> _DATASET RECORDS_
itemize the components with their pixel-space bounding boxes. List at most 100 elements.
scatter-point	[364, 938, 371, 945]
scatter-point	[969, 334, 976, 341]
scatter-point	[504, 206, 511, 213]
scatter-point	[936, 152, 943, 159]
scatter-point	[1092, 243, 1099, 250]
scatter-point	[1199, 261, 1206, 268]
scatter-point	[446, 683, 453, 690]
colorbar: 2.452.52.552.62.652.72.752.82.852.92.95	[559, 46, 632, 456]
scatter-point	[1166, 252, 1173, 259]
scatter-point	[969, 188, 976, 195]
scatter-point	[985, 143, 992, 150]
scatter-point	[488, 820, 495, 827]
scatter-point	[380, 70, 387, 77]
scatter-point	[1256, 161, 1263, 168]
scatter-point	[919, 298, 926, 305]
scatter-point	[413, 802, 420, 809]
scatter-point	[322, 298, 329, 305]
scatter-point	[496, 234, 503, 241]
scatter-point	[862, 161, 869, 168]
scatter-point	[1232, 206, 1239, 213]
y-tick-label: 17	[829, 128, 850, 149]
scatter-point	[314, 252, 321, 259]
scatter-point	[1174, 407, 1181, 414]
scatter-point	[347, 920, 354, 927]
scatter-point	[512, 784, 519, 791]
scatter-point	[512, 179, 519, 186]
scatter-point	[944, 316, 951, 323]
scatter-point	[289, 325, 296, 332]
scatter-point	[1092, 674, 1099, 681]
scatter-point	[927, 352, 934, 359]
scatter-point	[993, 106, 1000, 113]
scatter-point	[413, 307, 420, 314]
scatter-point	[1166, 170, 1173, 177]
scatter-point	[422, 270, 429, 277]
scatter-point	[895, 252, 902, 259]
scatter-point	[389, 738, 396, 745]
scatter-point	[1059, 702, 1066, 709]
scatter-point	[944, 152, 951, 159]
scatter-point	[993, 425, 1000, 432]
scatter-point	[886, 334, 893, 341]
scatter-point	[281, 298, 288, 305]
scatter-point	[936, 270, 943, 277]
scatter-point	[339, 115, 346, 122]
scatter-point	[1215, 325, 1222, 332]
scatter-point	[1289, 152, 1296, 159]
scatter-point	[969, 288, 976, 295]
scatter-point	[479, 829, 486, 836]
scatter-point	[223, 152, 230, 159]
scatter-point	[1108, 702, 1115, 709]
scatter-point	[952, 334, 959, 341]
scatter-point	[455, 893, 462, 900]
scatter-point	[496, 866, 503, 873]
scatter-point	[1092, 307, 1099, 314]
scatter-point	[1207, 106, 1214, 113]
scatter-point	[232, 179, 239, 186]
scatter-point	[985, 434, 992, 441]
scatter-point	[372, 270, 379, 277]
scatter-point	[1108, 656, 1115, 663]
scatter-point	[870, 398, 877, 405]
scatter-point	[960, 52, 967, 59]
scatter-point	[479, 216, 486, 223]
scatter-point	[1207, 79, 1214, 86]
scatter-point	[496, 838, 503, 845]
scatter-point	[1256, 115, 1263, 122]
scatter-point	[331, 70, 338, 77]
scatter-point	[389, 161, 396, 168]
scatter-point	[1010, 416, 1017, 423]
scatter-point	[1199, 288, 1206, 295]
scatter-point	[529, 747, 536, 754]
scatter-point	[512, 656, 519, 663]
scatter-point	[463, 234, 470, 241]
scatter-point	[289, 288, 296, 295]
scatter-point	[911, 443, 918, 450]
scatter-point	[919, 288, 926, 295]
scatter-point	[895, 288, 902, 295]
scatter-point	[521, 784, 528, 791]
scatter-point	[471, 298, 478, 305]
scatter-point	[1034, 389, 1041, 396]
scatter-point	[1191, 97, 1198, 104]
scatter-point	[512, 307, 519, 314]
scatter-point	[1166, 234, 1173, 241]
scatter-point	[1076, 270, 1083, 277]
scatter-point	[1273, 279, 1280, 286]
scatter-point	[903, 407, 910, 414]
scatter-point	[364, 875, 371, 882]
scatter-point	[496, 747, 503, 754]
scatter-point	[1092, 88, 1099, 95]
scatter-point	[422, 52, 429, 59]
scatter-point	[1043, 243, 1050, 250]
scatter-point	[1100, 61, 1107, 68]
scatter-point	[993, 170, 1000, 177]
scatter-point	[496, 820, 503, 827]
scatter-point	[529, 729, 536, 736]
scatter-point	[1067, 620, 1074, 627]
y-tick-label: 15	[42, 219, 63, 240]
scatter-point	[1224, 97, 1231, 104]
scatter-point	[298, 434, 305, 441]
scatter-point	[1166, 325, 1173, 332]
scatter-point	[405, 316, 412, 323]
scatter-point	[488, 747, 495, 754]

> _THE REQUEST_
Reproduce every line of the listing above, from the first line to the last, without changing a single character.

> _OUTPUT BELOW_
itemize the components with their pixel-space bounding boxes. List at most 100 elements.
scatter-point	[364, 938, 371, 945]
scatter-point	[969, 334, 976, 341]
scatter-point	[504, 206, 511, 213]
scatter-point	[936, 152, 943, 159]
scatter-point	[1092, 243, 1099, 250]
scatter-point	[1199, 261, 1206, 268]
scatter-point	[446, 683, 453, 690]
colorbar: 2.452.52.552.62.652.72.752.82.852.92.95	[559, 46, 632, 456]
scatter-point	[1166, 252, 1173, 259]
scatter-point	[969, 188, 976, 195]
scatter-point	[985, 143, 992, 150]
scatter-point	[488, 820, 495, 827]
scatter-point	[380, 70, 387, 77]
scatter-point	[1256, 161, 1263, 168]
scatter-point	[919, 298, 926, 305]
scatter-point	[413, 802, 420, 809]
scatter-point	[322, 298, 329, 305]
scatter-point	[496, 234, 503, 241]
scatter-point	[862, 161, 869, 168]
scatter-point	[1232, 206, 1239, 213]
y-tick-label: 17	[829, 128, 850, 149]
scatter-point	[314, 252, 321, 259]
scatter-point	[1174, 407, 1181, 414]
scatter-point	[347, 920, 354, 927]
scatter-point	[512, 784, 519, 791]
scatter-point	[512, 179, 519, 186]
scatter-point	[944, 316, 951, 323]
scatter-point	[289, 325, 296, 332]
scatter-point	[1092, 674, 1099, 681]
scatter-point	[927, 352, 934, 359]
scatter-point	[993, 106, 1000, 113]
scatter-point	[413, 307, 420, 314]
scatter-point	[1166, 170, 1173, 177]
scatter-point	[422, 270, 429, 277]
scatter-point	[895, 252, 902, 259]
scatter-point	[389, 738, 396, 745]
scatter-point	[1059, 702, 1066, 709]
scatter-point	[944, 152, 951, 159]
scatter-point	[993, 425, 1000, 432]
scatter-point	[886, 334, 893, 341]
scatter-point	[281, 298, 288, 305]
scatter-point	[936, 270, 943, 277]
scatter-point	[339, 115, 346, 122]
scatter-point	[1215, 325, 1222, 332]
scatter-point	[1289, 152, 1296, 159]
scatter-point	[969, 288, 976, 295]
scatter-point	[479, 829, 486, 836]
scatter-point	[223, 152, 230, 159]
scatter-point	[1108, 702, 1115, 709]
scatter-point	[952, 334, 959, 341]
scatter-point	[455, 893, 462, 900]
scatter-point	[496, 866, 503, 873]
scatter-point	[1092, 307, 1099, 314]
scatter-point	[1207, 106, 1214, 113]
scatter-point	[232, 179, 239, 186]
scatter-point	[985, 434, 992, 441]
scatter-point	[372, 270, 379, 277]
scatter-point	[1108, 656, 1115, 663]
scatter-point	[870, 398, 877, 405]
scatter-point	[960, 52, 967, 59]
scatter-point	[479, 216, 486, 223]
scatter-point	[1207, 79, 1214, 86]
scatter-point	[496, 838, 503, 845]
scatter-point	[1256, 115, 1263, 122]
scatter-point	[331, 70, 338, 77]
scatter-point	[389, 161, 396, 168]
scatter-point	[1010, 416, 1017, 423]
scatter-point	[1199, 288, 1206, 295]
scatter-point	[529, 747, 536, 754]
scatter-point	[512, 656, 519, 663]
scatter-point	[463, 234, 470, 241]
scatter-point	[289, 288, 296, 295]
scatter-point	[911, 443, 918, 450]
scatter-point	[919, 288, 926, 295]
scatter-point	[895, 288, 902, 295]
scatter-point	[521, 784, 528, 791]
scatter-point	[471, 298, 478, 305]
scatter-point	[1034, 389, 1041, 396]
scatter-point	[1191, 97, 1198, 104]
scatter-point	[512, 307, 519, 314]
scatter-point	[1166, 234, 1173, 241]
scatter-point	[1076, 270, 1083, 277]
scatter-point	[1273, 279, 1280, 286]
scatter-point	[903, 407, 910, 414]
scatter-point	[364, 875, 371, 882]
scatter-point	[496, 747, 503, 754]
scatter-point	[1092, 88, 1099, 95]
scatter-point	[422, 52, 429, 59]
scatter-point	[1043, 243, 1050, 250]
scatter-point	[1100, 61, 1107, 68]
scatter-point	[993, 170, 1000, 177]
scatter-point	[496, 820, 503, 827]
scatter-point	[529, 729, 536, 736]
scatter-point	[1067, 620, 1074, 627]
y-tick-label: 15	[42, 219, 63, 240]
scatter-point	[1224, 97, 1231, 104]
scatter-point	[298, 434, 305, 441]
scatter-point	[1166, 325, 1173, 332]
scatter-point	[405, 316, 412, 323]
scatter-point	[488, 747, 495, 754]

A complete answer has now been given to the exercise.